-- TASK PROMPT --
Each line below that contains "name" counts once; report the total and nothing more.
┏━━
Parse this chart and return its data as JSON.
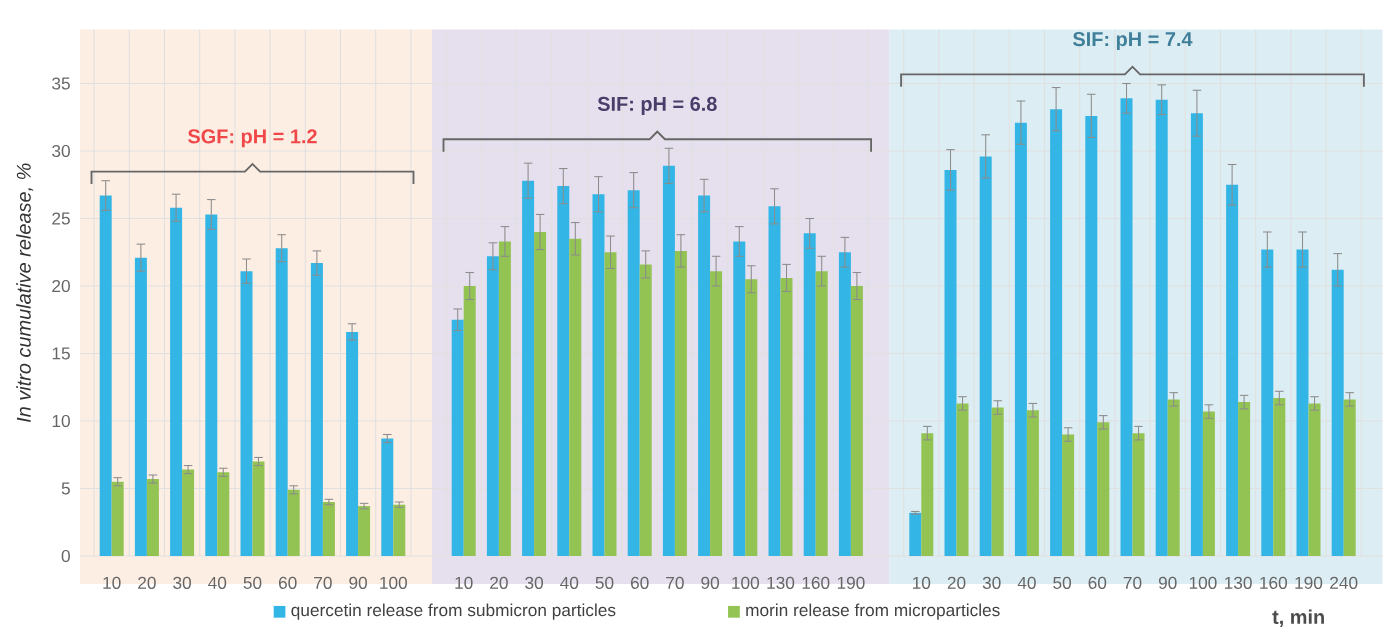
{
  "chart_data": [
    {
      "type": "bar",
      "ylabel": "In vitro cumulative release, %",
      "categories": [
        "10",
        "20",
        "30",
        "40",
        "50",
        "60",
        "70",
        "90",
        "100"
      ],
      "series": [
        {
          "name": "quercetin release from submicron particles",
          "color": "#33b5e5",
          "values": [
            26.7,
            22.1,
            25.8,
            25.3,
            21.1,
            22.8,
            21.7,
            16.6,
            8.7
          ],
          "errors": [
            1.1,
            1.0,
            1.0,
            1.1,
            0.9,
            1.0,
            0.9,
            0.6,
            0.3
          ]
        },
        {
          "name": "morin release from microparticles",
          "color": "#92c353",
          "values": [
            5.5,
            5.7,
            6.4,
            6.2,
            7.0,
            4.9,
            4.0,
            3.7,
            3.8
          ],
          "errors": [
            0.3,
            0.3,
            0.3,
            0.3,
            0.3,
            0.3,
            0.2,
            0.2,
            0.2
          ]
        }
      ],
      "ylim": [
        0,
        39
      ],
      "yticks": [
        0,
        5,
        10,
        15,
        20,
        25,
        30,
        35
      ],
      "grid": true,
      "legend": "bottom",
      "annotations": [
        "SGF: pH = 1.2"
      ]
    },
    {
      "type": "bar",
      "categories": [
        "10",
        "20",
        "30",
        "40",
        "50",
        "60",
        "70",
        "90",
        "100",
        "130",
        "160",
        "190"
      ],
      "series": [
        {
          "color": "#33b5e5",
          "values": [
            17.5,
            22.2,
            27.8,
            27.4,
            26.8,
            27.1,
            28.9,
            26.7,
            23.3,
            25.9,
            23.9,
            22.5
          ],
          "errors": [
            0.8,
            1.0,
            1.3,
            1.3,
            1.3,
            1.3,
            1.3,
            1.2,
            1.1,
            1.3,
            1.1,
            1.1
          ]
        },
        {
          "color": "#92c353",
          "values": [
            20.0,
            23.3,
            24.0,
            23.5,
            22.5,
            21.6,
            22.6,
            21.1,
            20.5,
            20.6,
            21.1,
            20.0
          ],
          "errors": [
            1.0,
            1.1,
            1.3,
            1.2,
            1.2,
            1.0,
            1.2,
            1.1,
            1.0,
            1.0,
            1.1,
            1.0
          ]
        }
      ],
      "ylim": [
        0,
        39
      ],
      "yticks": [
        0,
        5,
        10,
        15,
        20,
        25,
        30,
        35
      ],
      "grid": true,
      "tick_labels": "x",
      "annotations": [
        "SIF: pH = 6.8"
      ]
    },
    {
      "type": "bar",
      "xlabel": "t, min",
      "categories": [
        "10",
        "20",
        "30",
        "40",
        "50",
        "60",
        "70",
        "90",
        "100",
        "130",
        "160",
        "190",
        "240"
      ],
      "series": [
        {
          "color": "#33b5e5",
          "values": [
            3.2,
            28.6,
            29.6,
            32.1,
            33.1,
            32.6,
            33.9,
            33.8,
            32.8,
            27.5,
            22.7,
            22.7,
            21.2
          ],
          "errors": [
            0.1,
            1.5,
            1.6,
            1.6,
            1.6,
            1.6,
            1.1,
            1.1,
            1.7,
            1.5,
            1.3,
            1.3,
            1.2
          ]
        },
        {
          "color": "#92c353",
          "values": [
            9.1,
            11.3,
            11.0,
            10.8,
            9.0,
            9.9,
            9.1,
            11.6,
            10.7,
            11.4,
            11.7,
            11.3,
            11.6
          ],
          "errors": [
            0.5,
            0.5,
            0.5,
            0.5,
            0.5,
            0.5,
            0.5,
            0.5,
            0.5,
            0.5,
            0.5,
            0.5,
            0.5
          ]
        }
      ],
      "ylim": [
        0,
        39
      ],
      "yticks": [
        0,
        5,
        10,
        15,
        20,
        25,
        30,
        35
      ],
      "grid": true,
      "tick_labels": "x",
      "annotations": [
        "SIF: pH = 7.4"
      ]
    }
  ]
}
┗━━
┏━━
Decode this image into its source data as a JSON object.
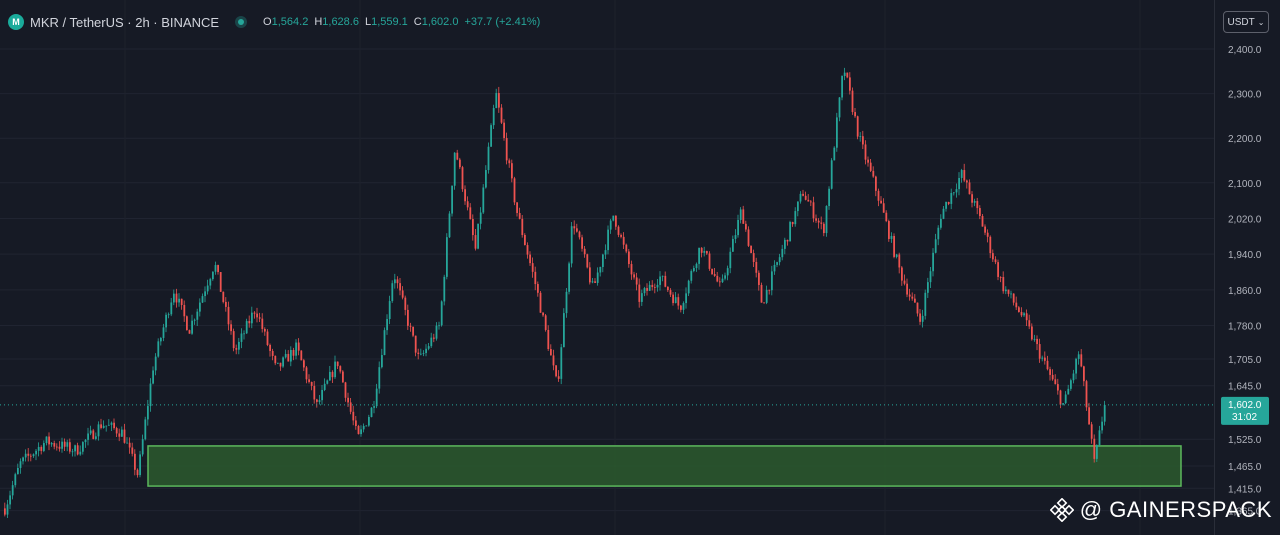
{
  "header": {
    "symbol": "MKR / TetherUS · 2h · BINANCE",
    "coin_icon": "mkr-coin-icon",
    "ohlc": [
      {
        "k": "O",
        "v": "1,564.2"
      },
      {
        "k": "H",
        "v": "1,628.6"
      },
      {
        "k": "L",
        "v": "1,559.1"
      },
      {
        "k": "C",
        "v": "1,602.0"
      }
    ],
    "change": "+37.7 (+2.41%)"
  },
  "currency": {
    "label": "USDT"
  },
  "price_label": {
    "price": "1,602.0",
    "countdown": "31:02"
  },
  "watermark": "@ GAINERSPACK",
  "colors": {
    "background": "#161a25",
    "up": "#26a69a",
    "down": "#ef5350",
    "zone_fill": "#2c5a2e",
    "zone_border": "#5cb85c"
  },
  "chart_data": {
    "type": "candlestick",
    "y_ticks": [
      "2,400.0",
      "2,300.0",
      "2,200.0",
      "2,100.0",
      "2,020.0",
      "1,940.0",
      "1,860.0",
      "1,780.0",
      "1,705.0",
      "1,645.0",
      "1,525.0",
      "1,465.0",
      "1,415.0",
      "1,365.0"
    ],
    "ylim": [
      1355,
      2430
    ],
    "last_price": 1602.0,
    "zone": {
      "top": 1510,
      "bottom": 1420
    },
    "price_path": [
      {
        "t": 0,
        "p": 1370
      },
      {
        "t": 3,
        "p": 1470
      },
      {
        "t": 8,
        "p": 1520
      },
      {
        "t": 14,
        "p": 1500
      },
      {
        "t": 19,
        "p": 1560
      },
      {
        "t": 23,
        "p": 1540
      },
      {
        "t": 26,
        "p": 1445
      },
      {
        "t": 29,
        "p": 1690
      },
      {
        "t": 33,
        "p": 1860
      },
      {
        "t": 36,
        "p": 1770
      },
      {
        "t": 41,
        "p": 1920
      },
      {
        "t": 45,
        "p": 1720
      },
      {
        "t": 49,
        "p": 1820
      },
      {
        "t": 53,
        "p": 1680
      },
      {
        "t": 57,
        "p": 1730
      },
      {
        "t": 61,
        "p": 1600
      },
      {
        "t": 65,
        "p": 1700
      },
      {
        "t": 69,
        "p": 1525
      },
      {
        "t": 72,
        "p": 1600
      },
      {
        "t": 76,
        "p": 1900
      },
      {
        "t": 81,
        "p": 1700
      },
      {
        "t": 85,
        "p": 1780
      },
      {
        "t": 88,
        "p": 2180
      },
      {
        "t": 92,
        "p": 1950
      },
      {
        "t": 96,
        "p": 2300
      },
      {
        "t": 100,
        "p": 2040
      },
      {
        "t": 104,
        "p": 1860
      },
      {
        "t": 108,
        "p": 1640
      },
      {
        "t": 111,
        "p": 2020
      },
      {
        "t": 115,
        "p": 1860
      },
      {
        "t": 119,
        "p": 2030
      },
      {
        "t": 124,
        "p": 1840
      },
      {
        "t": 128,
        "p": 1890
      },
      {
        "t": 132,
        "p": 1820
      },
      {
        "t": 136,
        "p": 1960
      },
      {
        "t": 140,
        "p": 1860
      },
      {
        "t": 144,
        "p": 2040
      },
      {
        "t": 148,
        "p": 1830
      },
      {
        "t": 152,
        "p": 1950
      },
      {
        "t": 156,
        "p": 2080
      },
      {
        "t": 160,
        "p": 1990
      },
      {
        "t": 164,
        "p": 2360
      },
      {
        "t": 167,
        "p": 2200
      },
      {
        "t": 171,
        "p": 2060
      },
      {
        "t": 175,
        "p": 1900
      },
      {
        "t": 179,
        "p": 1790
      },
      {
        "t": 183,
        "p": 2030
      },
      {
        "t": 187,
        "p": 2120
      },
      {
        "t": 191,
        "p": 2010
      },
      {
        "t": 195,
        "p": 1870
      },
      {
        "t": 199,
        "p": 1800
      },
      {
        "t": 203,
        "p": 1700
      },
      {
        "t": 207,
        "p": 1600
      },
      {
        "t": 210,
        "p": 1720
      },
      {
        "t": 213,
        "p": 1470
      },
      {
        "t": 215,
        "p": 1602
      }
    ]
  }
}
┗━━
-- ANSWER IN FULL --
2